EXERCISE -
Take the entries below and print all of them exactly, please.

begin

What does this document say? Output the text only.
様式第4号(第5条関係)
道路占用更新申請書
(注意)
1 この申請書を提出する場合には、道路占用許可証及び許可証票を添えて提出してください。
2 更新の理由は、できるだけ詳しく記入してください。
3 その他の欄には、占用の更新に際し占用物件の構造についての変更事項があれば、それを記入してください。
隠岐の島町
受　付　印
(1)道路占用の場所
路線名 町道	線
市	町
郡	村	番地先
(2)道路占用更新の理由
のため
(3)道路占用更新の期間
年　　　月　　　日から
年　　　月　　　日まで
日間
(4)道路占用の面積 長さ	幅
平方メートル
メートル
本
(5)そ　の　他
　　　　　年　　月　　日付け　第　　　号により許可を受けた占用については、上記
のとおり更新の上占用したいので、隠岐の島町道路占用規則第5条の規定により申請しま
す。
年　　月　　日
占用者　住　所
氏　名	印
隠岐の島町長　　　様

end

EXERCISE RESULT -
What does this document say? Output the text only.
様式第4号(第5条関係)
道路占用更新申請書
(注意)
1 この申請書を提出する場合には、道路占用許可証及び許可証票を添えて提出してください。
2 更新の理由は、できるだけ詳しく記入してください。
3 その他の欄には、占用の更新に際し占用物件の構造についての変更事項があれば、それを記入してください。
隠岐の島町
受　付　印
(1)道路占用の場所
路線名 町道	線
市	町
郡	村	番地先
(2)道路占用更新の理由
のため
(3)道路占用更新の期間
年　　　月　　　日から
年　　　月　　　日まで
日間
(4)道路占用の面積 長さ	幅
平方メートル
メートル
本
(5)そ　の　他
　　　　　年　　月　　日付け　第　　　号により許可を受けた占用については、上記
のとおり更新の上占用したいので、隠岐の島町道路占用規則第5条の規定により申請しま
す。
年　　月　　日
占用者　住　所
氏　名	印
隠岐の島町長　　　様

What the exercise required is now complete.